- TEXT EXCERPT -

++++

I have a dream college and it is a flight away from home. It has always been my dream college, I made plans transfer to the college from my current community college this year or next year and I didn't expect my boyfriend to react the way he did...
My boyfriend has aspergers so I'm not sure if I'm just misunderstanding his intentions again. When I told him my dream I thought he would be happy for me, instead he said that San Francisco is a Sh*t hole (Sanfran is where I want to go to college), and that I would need to get a job. I told him yes I know, I would get a job. Then he rolled his eyes like he thinks I can't get a job or something.
So I just stayed quiet...
He also told me that his parents called me ret*d and they think that he's my caretaker because I'm depressed and naturally a quiet person.... I was hurt by this.... I am not ret*d, I am currently in community college, and putting all my effort into a happy stable life. Growing up in the past was not the best for me, sorry if I sound too descriptive, but I was abused in my childhood, I had no friends for years, and I got raped and bullied for it in high school. As of today I still suffer a bit of depression and PTSD and I got called ret*d for it...

++++

- DATASET EXTRACT -
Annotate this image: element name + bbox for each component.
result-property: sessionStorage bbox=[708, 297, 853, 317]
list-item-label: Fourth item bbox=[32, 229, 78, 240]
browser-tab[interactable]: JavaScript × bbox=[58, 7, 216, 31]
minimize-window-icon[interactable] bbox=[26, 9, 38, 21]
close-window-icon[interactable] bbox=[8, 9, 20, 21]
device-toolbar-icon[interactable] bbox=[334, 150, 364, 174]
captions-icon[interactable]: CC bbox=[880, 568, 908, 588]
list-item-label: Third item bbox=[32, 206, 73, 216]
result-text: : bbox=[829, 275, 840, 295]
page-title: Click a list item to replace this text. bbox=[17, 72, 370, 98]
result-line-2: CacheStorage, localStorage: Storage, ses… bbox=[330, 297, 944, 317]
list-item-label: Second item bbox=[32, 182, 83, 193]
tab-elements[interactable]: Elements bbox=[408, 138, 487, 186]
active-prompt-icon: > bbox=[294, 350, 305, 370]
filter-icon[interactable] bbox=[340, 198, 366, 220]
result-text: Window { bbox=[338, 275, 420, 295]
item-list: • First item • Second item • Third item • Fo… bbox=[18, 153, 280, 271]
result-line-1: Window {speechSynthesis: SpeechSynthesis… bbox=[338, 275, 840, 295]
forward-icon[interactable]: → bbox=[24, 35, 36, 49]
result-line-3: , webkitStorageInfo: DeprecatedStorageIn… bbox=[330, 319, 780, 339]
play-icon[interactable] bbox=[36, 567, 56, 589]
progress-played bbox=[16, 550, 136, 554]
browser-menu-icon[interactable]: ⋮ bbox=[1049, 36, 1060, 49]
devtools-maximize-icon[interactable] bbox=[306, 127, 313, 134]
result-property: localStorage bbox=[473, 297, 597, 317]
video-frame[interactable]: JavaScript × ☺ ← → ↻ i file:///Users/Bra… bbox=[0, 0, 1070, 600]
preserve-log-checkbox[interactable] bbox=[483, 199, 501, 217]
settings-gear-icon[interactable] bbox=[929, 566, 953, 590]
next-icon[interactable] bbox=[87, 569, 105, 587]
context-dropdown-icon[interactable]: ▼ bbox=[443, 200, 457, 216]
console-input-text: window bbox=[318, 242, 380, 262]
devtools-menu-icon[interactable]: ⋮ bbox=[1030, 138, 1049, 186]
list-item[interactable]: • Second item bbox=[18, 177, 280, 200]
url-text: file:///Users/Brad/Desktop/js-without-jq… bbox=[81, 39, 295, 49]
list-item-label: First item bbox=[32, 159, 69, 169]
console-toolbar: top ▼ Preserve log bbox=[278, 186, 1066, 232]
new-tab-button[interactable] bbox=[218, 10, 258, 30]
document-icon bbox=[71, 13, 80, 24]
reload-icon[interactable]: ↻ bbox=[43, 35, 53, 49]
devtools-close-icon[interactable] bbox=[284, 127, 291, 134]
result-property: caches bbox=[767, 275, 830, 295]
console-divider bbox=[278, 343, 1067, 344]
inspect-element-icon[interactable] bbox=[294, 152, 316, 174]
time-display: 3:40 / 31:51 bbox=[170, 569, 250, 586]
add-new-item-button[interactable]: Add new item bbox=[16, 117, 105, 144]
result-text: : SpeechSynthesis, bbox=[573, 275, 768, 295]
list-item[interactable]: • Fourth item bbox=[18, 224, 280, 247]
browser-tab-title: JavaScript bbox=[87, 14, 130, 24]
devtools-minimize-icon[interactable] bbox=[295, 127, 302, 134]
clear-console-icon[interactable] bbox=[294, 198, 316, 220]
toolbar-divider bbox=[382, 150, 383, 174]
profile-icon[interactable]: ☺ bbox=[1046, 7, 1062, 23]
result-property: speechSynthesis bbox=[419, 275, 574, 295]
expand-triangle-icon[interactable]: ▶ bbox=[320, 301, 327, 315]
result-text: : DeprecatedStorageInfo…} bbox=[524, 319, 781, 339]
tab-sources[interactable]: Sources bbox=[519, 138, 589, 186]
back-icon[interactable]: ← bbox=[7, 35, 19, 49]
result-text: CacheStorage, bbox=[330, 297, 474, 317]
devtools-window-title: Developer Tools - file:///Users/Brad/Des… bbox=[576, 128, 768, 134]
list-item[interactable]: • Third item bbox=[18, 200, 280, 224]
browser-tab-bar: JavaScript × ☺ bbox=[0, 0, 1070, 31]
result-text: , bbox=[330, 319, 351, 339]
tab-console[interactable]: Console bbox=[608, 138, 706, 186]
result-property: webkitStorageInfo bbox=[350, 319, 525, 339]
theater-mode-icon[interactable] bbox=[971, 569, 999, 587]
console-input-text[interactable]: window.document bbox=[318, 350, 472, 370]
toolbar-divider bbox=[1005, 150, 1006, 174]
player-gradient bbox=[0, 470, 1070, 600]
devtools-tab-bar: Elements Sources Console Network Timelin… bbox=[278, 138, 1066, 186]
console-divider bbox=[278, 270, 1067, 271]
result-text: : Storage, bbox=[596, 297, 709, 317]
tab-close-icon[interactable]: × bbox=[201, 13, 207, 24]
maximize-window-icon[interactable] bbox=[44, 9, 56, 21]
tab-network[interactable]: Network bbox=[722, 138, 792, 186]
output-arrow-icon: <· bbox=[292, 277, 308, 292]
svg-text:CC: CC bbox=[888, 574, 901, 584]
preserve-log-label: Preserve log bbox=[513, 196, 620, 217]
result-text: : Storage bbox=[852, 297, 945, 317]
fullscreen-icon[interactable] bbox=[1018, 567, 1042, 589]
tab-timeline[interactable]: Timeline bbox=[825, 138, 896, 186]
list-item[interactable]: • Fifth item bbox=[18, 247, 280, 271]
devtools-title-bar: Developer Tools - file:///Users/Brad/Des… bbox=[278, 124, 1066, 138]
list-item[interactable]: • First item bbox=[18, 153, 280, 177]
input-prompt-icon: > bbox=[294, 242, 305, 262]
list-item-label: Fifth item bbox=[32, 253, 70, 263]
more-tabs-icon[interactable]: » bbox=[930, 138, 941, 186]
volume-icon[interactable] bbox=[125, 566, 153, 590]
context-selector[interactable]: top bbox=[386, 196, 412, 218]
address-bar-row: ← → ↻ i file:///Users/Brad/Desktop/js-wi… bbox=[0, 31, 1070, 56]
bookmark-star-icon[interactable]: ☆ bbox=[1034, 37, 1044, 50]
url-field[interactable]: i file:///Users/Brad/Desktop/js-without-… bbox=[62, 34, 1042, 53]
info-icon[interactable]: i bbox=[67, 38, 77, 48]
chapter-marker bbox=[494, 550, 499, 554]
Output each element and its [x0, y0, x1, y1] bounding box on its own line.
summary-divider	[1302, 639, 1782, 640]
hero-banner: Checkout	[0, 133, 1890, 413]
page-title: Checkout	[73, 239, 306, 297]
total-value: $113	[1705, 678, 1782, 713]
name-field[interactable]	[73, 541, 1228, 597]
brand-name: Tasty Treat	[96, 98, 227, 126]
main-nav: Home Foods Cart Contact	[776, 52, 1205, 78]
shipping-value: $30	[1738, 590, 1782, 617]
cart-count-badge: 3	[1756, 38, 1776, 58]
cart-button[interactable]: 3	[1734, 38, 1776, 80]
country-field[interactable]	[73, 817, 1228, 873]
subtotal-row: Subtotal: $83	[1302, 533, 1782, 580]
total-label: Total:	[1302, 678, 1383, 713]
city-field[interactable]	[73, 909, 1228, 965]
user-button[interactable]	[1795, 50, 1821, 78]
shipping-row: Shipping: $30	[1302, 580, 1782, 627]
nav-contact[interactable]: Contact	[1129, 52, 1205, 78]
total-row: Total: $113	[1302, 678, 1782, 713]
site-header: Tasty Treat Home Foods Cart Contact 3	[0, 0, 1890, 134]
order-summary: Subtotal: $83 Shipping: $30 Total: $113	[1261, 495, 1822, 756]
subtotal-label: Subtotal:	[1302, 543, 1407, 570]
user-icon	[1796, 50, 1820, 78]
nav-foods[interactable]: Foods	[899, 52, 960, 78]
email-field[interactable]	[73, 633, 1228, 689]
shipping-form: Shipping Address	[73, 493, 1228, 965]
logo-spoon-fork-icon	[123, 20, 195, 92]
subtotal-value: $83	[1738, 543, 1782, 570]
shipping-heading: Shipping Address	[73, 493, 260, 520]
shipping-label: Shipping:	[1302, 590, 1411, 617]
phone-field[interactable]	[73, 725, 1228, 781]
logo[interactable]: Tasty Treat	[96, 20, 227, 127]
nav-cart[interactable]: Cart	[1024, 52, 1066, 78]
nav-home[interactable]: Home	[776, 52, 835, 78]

++++

- REQUIREMENT A -
In the post about the dream college, in which city does the writer want to go to college?
- REQUIREMENT B -
Resume the post about the dream college after its last sentence, keeping the same first-person voice.
None of the lines are used in these tasks.

- EXPECTED ANSWER A -
San Francisco.

- EXPECTED ANSWER B -
My bf also said he agrees with his parents and feels like my caretaker. I disagree because I'm not dependent on him, I keep my depressed phases as my responsibility, I pay for my own things etc... What even is a caretaker anyway, in your opinion?
Well.. I have finals all week and I'm just so stressed. I don't understand how he could criticize me so much when he's the one that is in high school, failing, and not willing to even get a GED if he doesn't grad high school. I never criticize him... I try to help him and encourage him... but he thinks everything is stupid and pointless, even therapists. Now, this isn't what our relationship is always like, it's just lately things have been stressful for us both because of school and his fear for the future... He's scared I'll cheat, fail, and get hurt if I go away for college.